━━━━━ Data
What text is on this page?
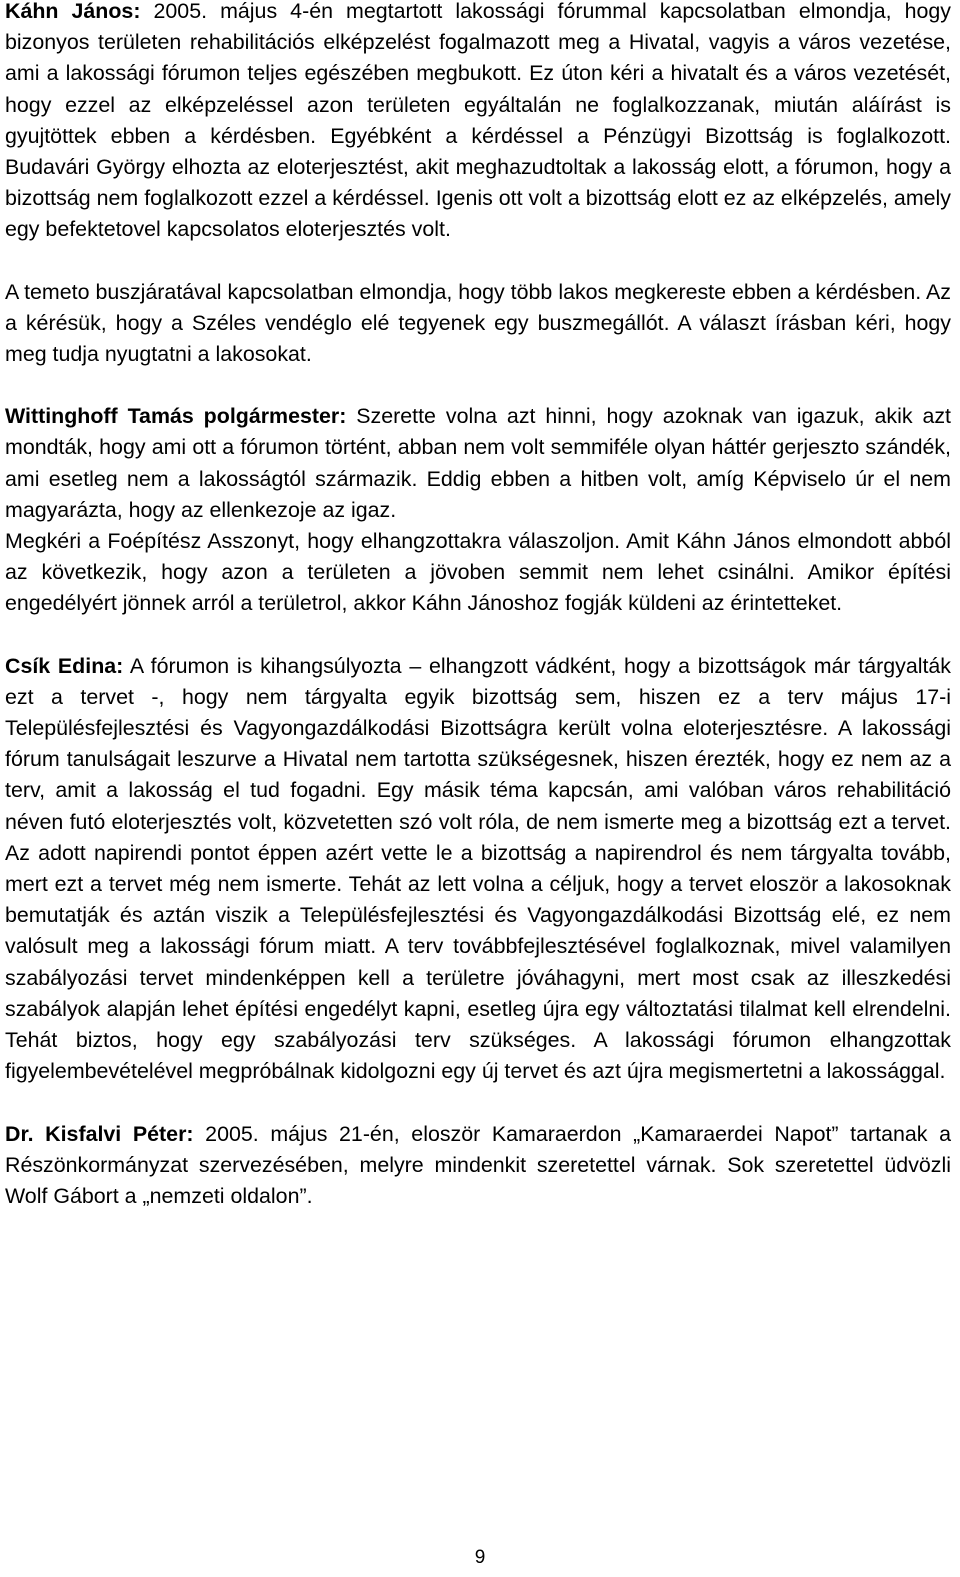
Káhn János: 2005. május 4-én megtartott lakossági fórummal kapcsolatban elmondja, hogy bizonyos területen rehabilitációs elképzelést fogalmazott meg a Hivatal, vagyis a város vezetése, ami a lakossági fórumon teljes egészében megbukott. Ez úton kéri a hivatalt és a város vezetését, hogy ezzel az elképzeléssel azon területen egyáltalán ne foglalkozzanak, miután aláírást is gyujtöttek ebben a kérdésben. Egyébként a kérdéssel a Pénzügyi Bizottság is foglalkozott. Budavári György elhozta az eloterjesztést, akit meghazudtoltak a lakosság elott, a fórumon, hogy a bizottság nem foglalkozott ezzel a kérdéssel. Igenis ott volt a bizottság elott ez az elképzelés, amely egy befektetovel kapcsolatos eloterjesztés volt.

A temeto buszjáratával kapcsolatban elmondja, hogy több lakos megkereste ebben a kérdésben. Az a kérésük, hogy a Széles vendéglo elé tegyenek egy buszmegállót. A választ írásban kéri, hogy meg tudja nyugtatni a lakosokat.

Wittinghoff Tamás polgármester: Szerette volna azt hinni, hogy azoknak van igazuk, akik azt mondták, hogy ami ott a fórumon történt, abban nem volt semmiféle olyan háttér gerjeszto szándék, ami esetleg nem a lakosságtól származik. Eddig ebben a hitben volt, amíg Képviselo úr el nem magyarázta, hogy az ellenkezoje az igaz.

Megkéri a Foépítész Asszonyt, hogy elhangzottakra válaszoljon. Amit Káhn János elmondott abból az következik, hogy azon a területen a jövoben semmit nem lehet csinálni. Amikor építési engedélyért jönnek arról a területrol, akkor Káhn Jánoshoz fogják küldeni az érintetteket.

Csík Edina: A fórumon is kihangsúlyozta – elhangzott vádként, hogy a bizottságok már tárgyalták ezt a tervet -, hogy nem tárgyalta egyik bizottság sem, hiszen ez a terv május 17-i Településfejlesztési és Vagyongazdálkodási Bizottságra került volna eloterjesztésre. A lakossági fórum tanulságait leszurve a Hivatal nem tartotta szükségesnek, hiszen érezték, hogy ez nem az a terv, amit a lakosság el tud fogadni. Egy másik téma kapcsán, ami valóban város rehabilitáció néven futó eloterjesztés volt, közvetetten szó volt róla, de nem ismerte meg a bizottság ezt a tervet. Az adott napirendi pontot éppen azért vette le a bizottság a napirendrol és nem tárgyalta tovább, mert ezt a tervet még nem ismerte. Tehát az lett volna a céljuk, hogy a tervet eloször a lakosoknak bemutatják és aztán viszik a Településfejlesztési és Vagyongazdálkodási Bizottság elé, ez nem valósult meg a lakossági fórum miatt. A terv továbbfejlesztésével foglalkoznak, mivel valamilyen szabályozási tervet mindenképpen kell a területre jóváhagyni, mert most csak az illeszkedési szabályok alapján lehet építési engedélyt kapni, esetleg újra egy változtatási tilalmat kell elrendelni. Tehát biztos, hogy egy szabályozási terv szükséges. A lakossági fórumon elhangzottak figyelembevételével megpróbálnak kidolgozni egy új tervet és azt újra megismertetni a lakossággal.

Dr. Kisfalvi Péter: 2005. május 21-én, eloször Kamaraerdon „Kamaraerdei Napot” tartanak a Részönkormányzat szervezésében, melyre mindenkit szeretettel várnak. Sok szeretettel üdvözli Wolf Gábort a „nemzeti oldalon”.

9
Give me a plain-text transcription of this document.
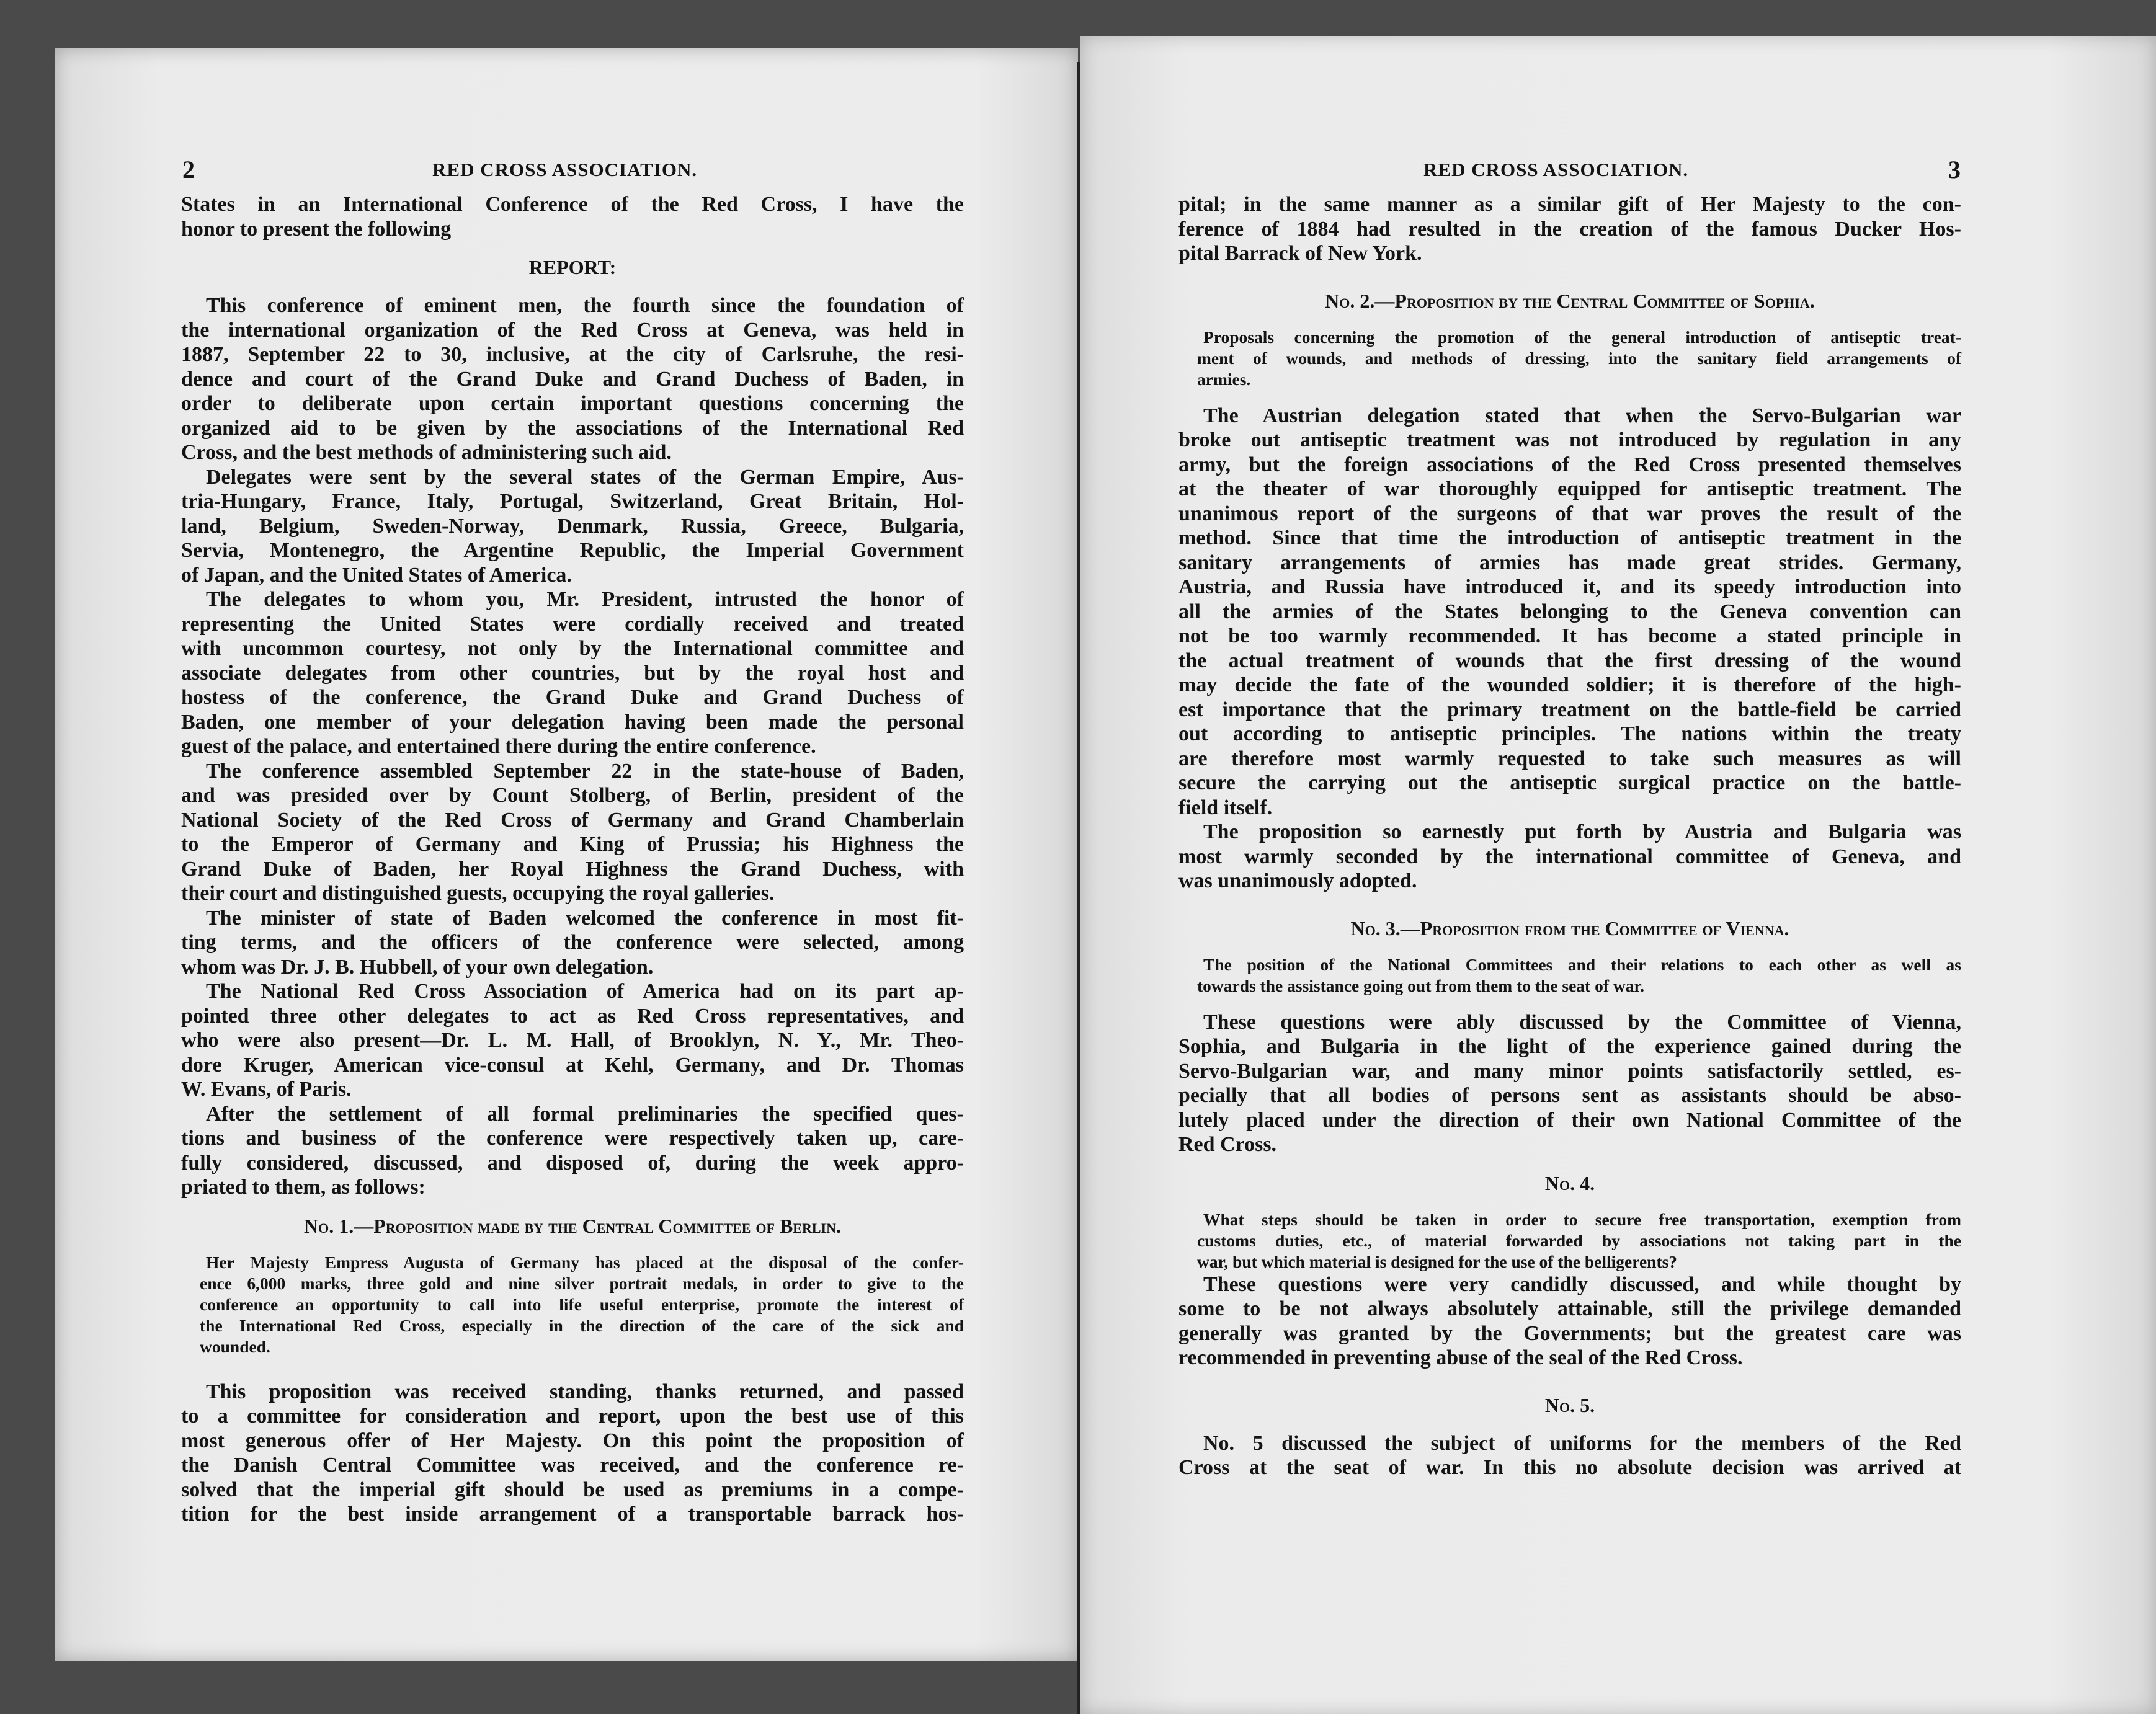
2	RED CROSS ASSOCIATION.
States in an International Conference of the Red Cross, I have the
honor to present the following
REPORT:
This conference of eminent men, the fourth since the foundation of
the international organization of the Red Cross at Geneva, was held in
1887, September 22 to 30, inclusive, at the city of Carlsruhe, the resi-
dence and court of the Grand Duke and Grand Duchess of Baden, in
order to deliberate upon certain important questions concerning the
organized aid to be given by the associations of the International Red
Cross, and the best methods of administering such aid.
Delegates were sent by the several states of the German Empire, Aus-
tria-Hungary, France, Italy, Portugal, Switzerland, Great Britain, Hol-
land, Belgium, Sweden-Norway, Denmark, Russia, Greece, Bulgaria,
Servia, Montenegro, the Argentine Republic, the Imperial Government
of Japan, and the United States of America.
The delegates to whom you, Mr. President, intrusted the honor of
representing the United States were cordially received and treated
with uncommon courtesy, not only by the International committee and
associate delegates from other countries, but by the royal host and
hostess of the conference, the Grand Duke and Grand Duchess of
Baden, one member of your delegation having been made the personal
guest of the palace, and entertained there during the entire conference.
The conference assembled September 22 in the state-house of Baden,
and was presided over by Count Stolberg, of Berlin, president of the
National Society of the Red Cross of Germany and Grand Chamberlain
to the Emperor of Germany and King of Prussia; his Highness the
Grand Duke of Baden, her Royal Highness the Grand Duchess, with
their court and distinguished guests, occupying the royal galleries.
The minister of state of Baden welcomed the conference in most fit-
ting terms, and the officers of the conference were selected, among
whom was Dr. J. B. Hubbell, of your own delegation.
The National Red Cross Association of America had on its part ap-
pointed three other delegates to act as Red Cross representatives, and
who were also present—Dr. L. M. Hall, of Brooklyn, N. Y., Mr. Theo-
dore Kruger, American vice-consul at Kehl, Germany, and Dr. Thomas
W. Evans, of Paris.
After the settlement of all formal preliminaries the specified ques-
tions and business of the conference were respectively taken up, care-
fully considered, discussed, and disposed of, during the week appro-
priated to them, as follows:
No. 1.—Proposition made by the Central Committee of Berlin.
Her Majesty Empress Augusta of Germany has placed at the disposal of the confer-
ence 6,000 marks, three gold and nine silver portrait medals, in order to give to the
conference an opportunity to call into life useful enterprise, promote the interest of
the International Red Cross, especially in the direction of the care of the sick and
wounded.
This proposition was received standing, thanks returned, and passed
to a committee for consideration and report, upon the best use of this
most generous offer of Her Majesty. On this point the proposition of
the Danish Central Committee was received, and the conference re-
solved that the imperial gift should be used as premiums in a compe-
tition for the best inside arrangement of a transportable barrack hos-
3
RED CROSS ASSOCIATION.
pital; in the same manner as a similar gift of Her Majesty to the con-
ference of 1884 had resulted in the creation of the famous Ducker Hos-
pital Barrack of New York.
No. 2.—Proposition by the Central Committee of Sophia.
Proposals concerning the promotion of the general introduction of antiseptic treat-
ment of wounds, and methods of dressing, into the sanitary field arrangements of
armies.
The Austrian delegation stated that when the Servo-Bulgarian war
broke out antiseptic treatment was not introduced by regulation in any
army, but the foreign associations of the Red Cross presented themselves
at the theater of war thoroughly equipped for antiseptic treatment. The
unanimous report of the surgeons of that war proves the result of the
method. Since that time the introduction of antiseptic treatment in the
sanitary arrangements of armies has made great strides. Germany,
Austria, and Russia have introduced it, and its speedy introduction into
all the armies of the States belonging to the Geneva convention can
not be too warmly recommended. It has become a stated principle in
the actual treatment of wounds that the first dressing of the wound
may decide the fate of the wounded soldier; it is therefore of the high-
est importance that the primary treatment on the battle-field be carried
out according to antiseptic principles. The nations within the treaty
are therefore most warmly requested to take such measures as will
secure the carrying out the antiseptic surgical practice on the battle-
field itself.
The proposition so earnestly put forth by Austria and Bulgaria was
most warmly seconded by the international committee of Geneva, and
was unanimously adopted.
No. 3.—Proposition from the Committee of Vienna.
The position of the National Committees and their relations to each other as well as
towards the assistance going out from them to the seat of war.
These questions were ably discussed by the Committee of Vienna,
Sophia, and Bulgaria in the light of the experience gained during the
Servo-Bulgarian war, and many minor points satisfactorily settled, es-
pecially that all bodies of persons sent as assistants should be abso-
lutely placed under the direction of their own National Committee of the
Red Cross.
No. 4.
What steps should be taken in order to secure free transportation, exemption from
customs duties, etc., of material forwarded by associations not taking part in the
war, but which material is designed for the use of the belligerents?
These questions were very candidly discussed, and while thought by
some to be not always absolutely attainable, still the privilege demanded
generally was granted by the Governments; but the greatest care was
recommended in preventing abuse of the seal of the Red Cross.
No. 5.
No. 5 discussed the subject of uniforms for the members of the Red
Cross at the seat of war. In this no absolute decision was arrived at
━━━━━━━━━━
=== Requirements ===
Collect each line containing the string "warmly".

=== Answer to the problem ===
not be too warmly recommended. It has become a stated principle in
are therefore most warmly requested to take such measures as will
most warmly seconded by the international committee of Geneva, and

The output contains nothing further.